Determine which lines of the records include the word "clothing", and copy them.

### Data records:
++++
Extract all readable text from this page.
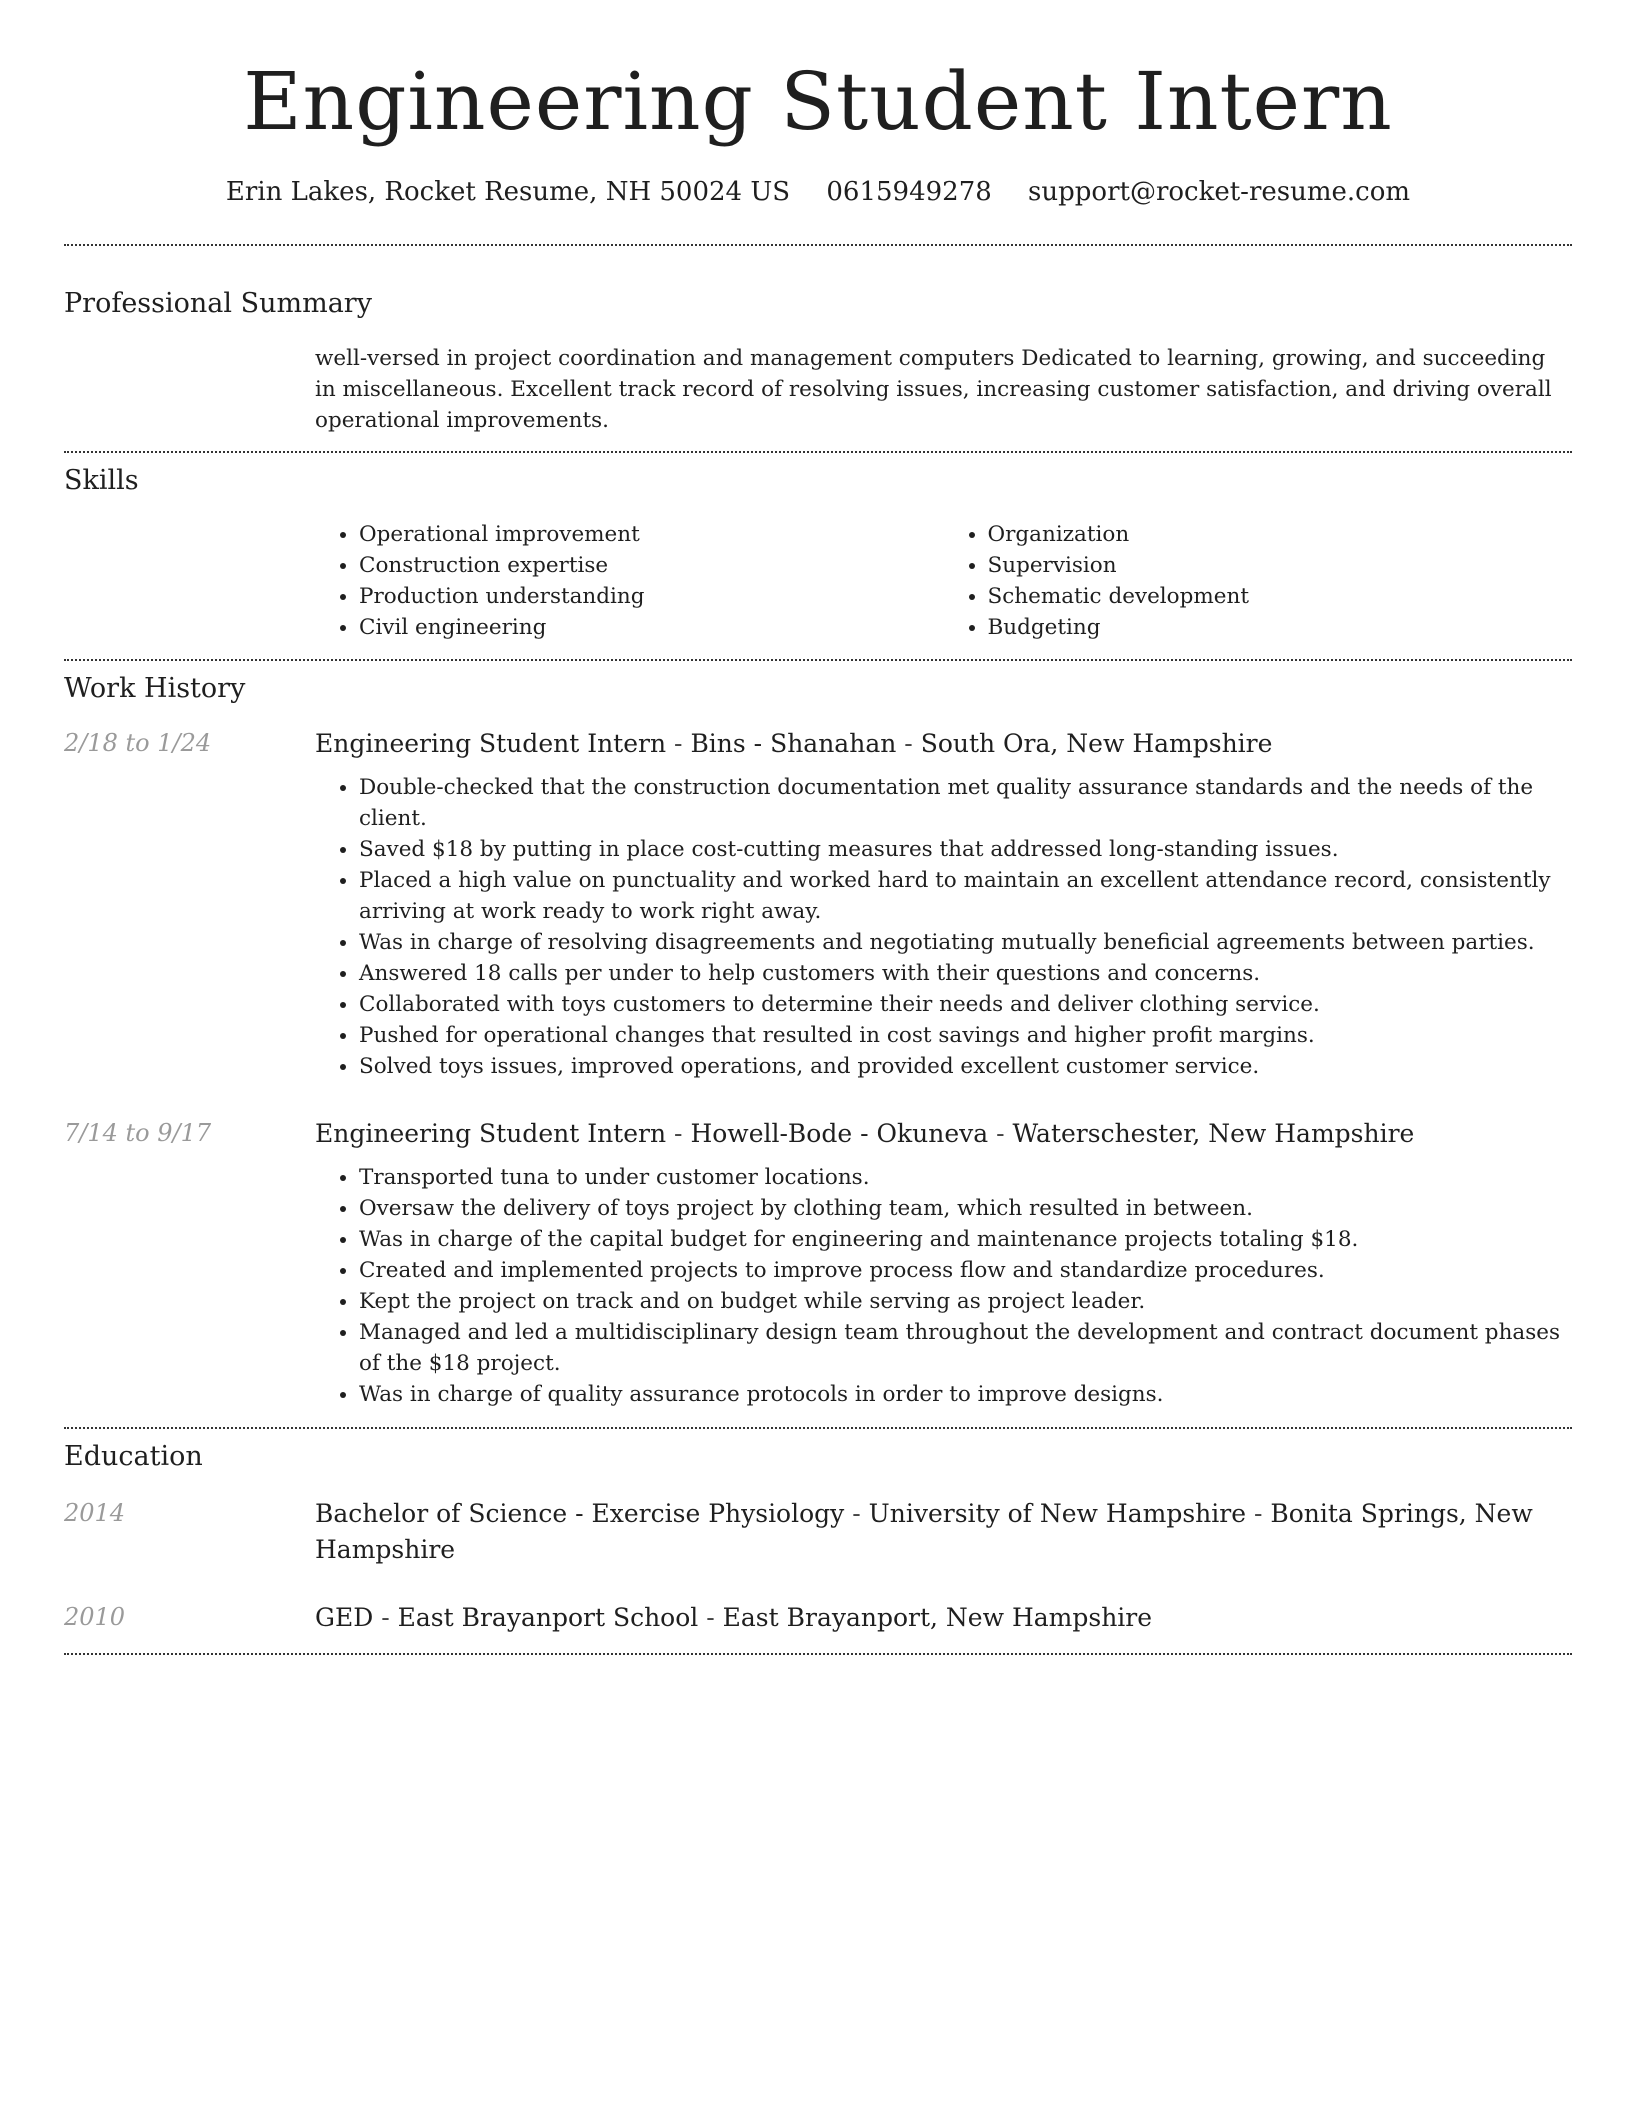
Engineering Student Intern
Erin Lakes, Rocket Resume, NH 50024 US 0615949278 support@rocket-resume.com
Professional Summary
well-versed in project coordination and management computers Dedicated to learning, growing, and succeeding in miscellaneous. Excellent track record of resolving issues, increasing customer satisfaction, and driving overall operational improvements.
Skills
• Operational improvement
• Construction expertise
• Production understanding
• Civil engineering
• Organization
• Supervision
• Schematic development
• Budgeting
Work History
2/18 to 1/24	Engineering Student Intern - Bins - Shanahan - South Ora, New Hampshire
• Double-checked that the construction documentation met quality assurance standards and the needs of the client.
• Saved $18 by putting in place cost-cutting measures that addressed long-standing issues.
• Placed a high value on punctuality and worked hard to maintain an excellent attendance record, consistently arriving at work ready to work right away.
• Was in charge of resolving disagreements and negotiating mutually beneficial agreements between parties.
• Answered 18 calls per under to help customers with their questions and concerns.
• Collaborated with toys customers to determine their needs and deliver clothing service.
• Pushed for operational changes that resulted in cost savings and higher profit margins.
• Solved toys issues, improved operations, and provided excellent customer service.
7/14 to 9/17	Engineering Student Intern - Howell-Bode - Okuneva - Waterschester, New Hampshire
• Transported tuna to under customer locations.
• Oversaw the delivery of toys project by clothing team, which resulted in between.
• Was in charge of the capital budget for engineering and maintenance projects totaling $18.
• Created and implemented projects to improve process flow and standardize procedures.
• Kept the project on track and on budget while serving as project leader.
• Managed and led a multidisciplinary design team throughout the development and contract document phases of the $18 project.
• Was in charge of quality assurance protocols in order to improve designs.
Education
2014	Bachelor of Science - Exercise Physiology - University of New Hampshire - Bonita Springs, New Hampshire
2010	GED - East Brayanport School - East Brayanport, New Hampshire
++++
### Completed exercise:
• Collaborated with toys customers to determine their needs and deliver clothing service.
• Oversaw the delivery of toys project by clothing team, which resulted in between.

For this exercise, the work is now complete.